+++ Excerpted records +++
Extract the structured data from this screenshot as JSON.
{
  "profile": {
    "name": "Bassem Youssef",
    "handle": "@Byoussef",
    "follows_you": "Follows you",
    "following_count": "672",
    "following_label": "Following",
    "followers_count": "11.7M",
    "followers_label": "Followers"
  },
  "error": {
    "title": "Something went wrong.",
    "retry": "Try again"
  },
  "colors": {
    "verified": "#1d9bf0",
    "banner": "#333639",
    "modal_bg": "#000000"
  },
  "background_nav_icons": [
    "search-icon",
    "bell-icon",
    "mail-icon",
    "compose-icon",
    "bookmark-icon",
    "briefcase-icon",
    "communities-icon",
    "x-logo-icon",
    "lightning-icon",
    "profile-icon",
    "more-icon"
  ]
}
+++
+++ Excerpted records +++
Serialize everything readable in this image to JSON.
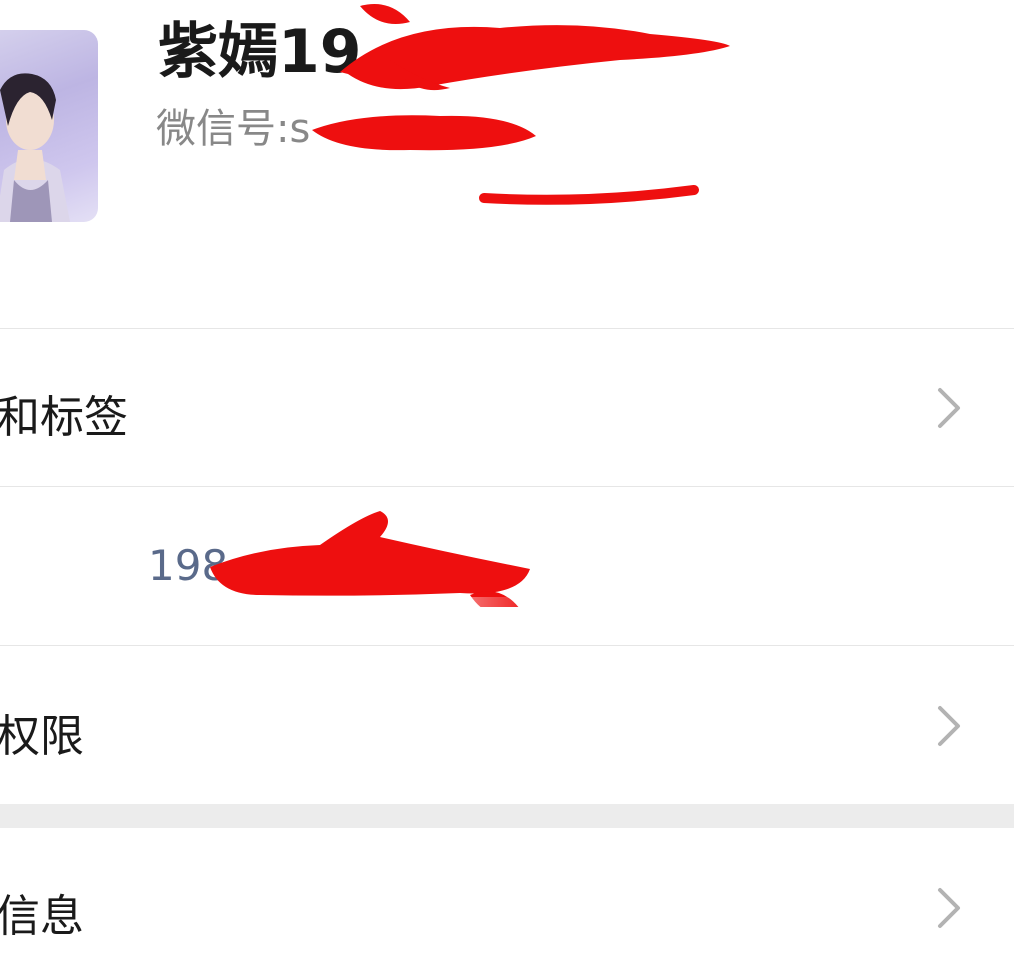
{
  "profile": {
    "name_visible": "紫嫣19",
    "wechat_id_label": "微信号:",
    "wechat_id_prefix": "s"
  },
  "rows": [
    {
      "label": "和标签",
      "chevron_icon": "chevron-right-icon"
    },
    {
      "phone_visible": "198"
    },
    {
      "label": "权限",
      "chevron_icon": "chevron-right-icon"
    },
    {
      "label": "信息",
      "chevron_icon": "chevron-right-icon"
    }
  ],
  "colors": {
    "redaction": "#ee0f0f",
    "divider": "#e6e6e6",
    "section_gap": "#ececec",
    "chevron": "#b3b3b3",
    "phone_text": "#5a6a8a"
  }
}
+++
**Exercise**.
Copy all lines of the material above where the string "this" occurs.

**Solution below**.
Extract the structured data from this screenshot as JSON.
Serialize everything readable in this image to JSON.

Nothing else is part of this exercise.